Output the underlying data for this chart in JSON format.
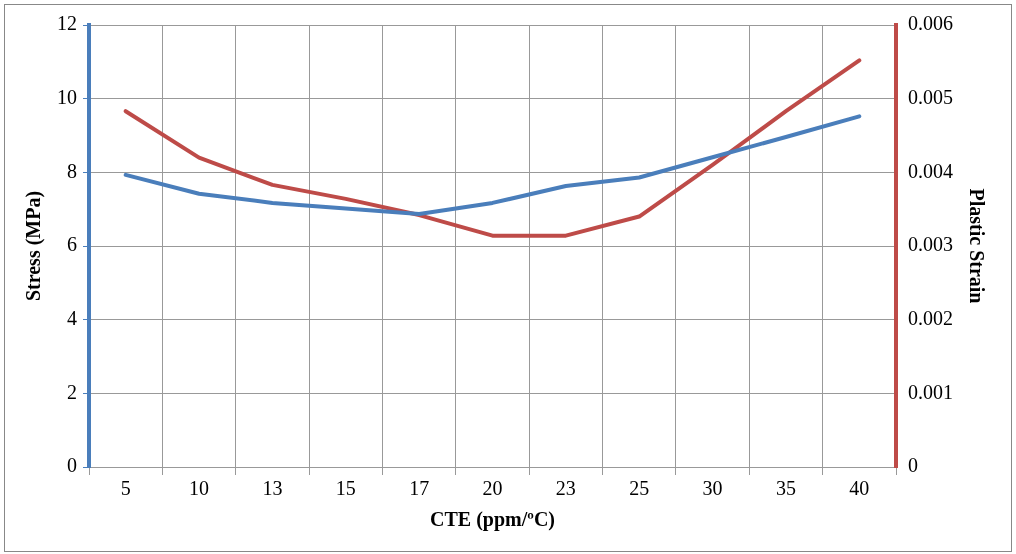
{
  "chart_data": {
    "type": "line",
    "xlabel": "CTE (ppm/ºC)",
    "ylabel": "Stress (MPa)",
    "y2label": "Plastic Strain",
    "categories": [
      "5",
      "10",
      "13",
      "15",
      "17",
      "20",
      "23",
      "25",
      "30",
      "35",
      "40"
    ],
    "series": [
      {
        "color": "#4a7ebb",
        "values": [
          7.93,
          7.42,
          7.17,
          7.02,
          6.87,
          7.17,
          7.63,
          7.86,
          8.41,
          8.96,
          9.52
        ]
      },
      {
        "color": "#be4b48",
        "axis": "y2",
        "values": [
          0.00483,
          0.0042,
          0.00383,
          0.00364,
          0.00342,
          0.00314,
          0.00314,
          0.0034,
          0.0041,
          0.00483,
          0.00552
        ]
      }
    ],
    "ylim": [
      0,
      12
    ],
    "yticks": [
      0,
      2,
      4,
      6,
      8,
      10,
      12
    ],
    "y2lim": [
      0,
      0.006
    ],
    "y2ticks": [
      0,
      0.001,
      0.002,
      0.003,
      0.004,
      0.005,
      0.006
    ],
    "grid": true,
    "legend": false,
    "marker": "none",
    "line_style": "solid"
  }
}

SHORT TASK. Write out each line of the data exactly; the images should be left out.

CORRECT OUTPUT.
Output the underlying data for this chart in JSON format.
{
  "chart_data": {
    "type": "line",
    "xlabel": "CTE (ppm/ºC)",
    "ylabel": "Stress (MPa)",
    "y2label": "Plastic Strain",
    "categories": [
      "5",
      "10",
      "13",
      "15",
      "17",
      "20",
      "23",
      "25",
      "30",
      "35",
      "40"
    ],
    "series": [
      {
        "color": "#4a7ebb",
        "values": [
          7.93,
          7.42,
          7.17,
          7.02,
          6.87,
          7.17,
          7.63,
          7.86,
          8.41,
          8.96,
          9.52
        ]
      },
      {
        "color": "#be4b48",
        "axis": "y2",
        "values": [
          0.00483,
          0.0042,
          0.00383,
          0.00364,
          0.00342,
          0.00314,
          0.00314,
          0.0034,
          0.0041,
          0.00483,
          0.00552
        ]
      }
    ],
    "ylim": [
      0,
      12
    ],
    "yticks": [
      0,
      2,
      4,
      6,
      8,
      10,
      12
    ],
    "y2lim": [
      0,
      0.006
    ],
    "y2ticks": [
      0,
      0.001,
      0.002,
      0.003,
      0.004,
      0.005,
      0.006
    ],
    "grid": true,
    "legend": false,
    "marker": "none",
    "line_style": "solid"
  }
}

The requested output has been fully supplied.